======== DATA TO USE ========
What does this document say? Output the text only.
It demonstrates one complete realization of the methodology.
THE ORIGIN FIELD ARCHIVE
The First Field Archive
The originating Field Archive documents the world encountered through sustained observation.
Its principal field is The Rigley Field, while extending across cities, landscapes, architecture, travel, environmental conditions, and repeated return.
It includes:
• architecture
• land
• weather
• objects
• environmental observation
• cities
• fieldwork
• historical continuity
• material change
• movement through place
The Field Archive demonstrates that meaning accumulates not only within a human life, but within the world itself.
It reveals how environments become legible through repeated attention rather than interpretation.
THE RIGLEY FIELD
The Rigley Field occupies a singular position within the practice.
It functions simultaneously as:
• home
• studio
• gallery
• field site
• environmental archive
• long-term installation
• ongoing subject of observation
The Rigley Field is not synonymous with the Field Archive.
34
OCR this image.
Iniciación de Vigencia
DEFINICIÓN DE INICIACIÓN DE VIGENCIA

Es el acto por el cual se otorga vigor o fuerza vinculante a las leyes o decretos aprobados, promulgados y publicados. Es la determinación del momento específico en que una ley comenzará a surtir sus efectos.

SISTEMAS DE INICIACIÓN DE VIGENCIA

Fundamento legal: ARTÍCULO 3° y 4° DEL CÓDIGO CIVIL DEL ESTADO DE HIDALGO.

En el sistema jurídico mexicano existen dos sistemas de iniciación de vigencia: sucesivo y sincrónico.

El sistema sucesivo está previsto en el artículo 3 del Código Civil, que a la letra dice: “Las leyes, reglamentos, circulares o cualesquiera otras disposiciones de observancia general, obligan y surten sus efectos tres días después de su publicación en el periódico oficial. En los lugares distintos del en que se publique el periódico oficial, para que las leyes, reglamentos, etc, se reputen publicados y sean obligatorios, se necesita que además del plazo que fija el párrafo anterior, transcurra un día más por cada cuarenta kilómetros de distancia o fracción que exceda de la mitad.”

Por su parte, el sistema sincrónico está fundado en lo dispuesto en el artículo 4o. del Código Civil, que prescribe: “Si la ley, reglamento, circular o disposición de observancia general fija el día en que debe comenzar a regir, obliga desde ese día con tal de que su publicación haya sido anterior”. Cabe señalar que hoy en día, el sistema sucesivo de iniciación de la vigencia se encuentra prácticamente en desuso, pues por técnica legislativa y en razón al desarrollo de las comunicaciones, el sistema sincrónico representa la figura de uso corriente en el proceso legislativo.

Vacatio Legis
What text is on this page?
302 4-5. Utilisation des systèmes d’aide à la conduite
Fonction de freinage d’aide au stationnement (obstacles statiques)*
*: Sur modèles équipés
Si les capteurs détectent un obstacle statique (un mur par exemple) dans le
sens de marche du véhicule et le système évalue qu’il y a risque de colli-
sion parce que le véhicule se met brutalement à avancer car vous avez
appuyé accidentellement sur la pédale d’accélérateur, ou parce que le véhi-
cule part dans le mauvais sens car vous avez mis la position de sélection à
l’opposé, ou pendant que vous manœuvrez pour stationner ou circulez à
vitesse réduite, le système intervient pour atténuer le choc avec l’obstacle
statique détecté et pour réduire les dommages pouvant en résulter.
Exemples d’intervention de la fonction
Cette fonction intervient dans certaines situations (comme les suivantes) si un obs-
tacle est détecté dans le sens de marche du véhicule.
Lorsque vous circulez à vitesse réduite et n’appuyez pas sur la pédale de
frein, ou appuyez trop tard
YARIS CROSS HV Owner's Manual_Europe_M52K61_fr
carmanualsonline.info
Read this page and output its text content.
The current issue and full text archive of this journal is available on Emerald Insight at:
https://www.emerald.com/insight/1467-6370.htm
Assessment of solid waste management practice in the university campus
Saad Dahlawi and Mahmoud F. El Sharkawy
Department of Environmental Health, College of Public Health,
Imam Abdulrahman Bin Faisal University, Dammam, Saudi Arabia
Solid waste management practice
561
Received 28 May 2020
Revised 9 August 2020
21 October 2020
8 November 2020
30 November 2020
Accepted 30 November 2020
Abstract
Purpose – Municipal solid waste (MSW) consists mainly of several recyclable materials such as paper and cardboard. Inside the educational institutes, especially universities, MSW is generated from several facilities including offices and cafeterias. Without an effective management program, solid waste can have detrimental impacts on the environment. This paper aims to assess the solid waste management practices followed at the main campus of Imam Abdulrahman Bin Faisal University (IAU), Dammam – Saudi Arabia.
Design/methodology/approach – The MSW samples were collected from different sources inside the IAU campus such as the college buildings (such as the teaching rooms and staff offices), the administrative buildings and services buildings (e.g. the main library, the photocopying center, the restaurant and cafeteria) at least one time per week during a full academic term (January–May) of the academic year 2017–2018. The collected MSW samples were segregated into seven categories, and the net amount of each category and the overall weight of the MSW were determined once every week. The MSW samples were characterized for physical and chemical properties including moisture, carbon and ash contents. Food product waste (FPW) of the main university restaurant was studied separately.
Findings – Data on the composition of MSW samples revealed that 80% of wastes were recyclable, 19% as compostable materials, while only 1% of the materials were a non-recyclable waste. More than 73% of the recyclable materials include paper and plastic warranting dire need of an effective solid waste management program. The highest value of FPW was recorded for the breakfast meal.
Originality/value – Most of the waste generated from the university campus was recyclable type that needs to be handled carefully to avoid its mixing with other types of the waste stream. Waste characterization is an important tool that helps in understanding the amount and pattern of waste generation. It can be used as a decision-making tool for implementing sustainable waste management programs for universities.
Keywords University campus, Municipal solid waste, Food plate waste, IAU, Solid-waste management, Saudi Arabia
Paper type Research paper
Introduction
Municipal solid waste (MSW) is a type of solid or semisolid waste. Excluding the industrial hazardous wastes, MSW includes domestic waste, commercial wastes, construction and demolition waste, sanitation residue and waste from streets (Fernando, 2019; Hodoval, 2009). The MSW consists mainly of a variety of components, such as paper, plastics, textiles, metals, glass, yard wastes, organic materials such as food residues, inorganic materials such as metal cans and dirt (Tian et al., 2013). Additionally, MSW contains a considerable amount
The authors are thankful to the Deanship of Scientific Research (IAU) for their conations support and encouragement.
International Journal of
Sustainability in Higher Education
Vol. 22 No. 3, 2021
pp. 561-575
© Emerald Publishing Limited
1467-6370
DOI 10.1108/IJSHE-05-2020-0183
========
• _BRIEF_:
From the material above, gather all lines that include the string "Abdulrahman" and copy them.

• _ANSWER TO THE PROBLEM_:
Imam Abdulrahman Bin Faisal University, Dammam, Saudi Arabia
Purpose – Municipal solid waste (MSW) consists mainly of several recyclable materials such as paper and cardboard. Inside the educational institutes, especially universities, MSW is generated from several facilities including offices and cafeterias. Without an effective management program, solid waste can have detrimental impacts on the environment. This paper aims to assess the solid waste management practices followed at the main campus of Imam Abdulrahman Bin Faisal University (IAU), Dammam – Saudi Arabia.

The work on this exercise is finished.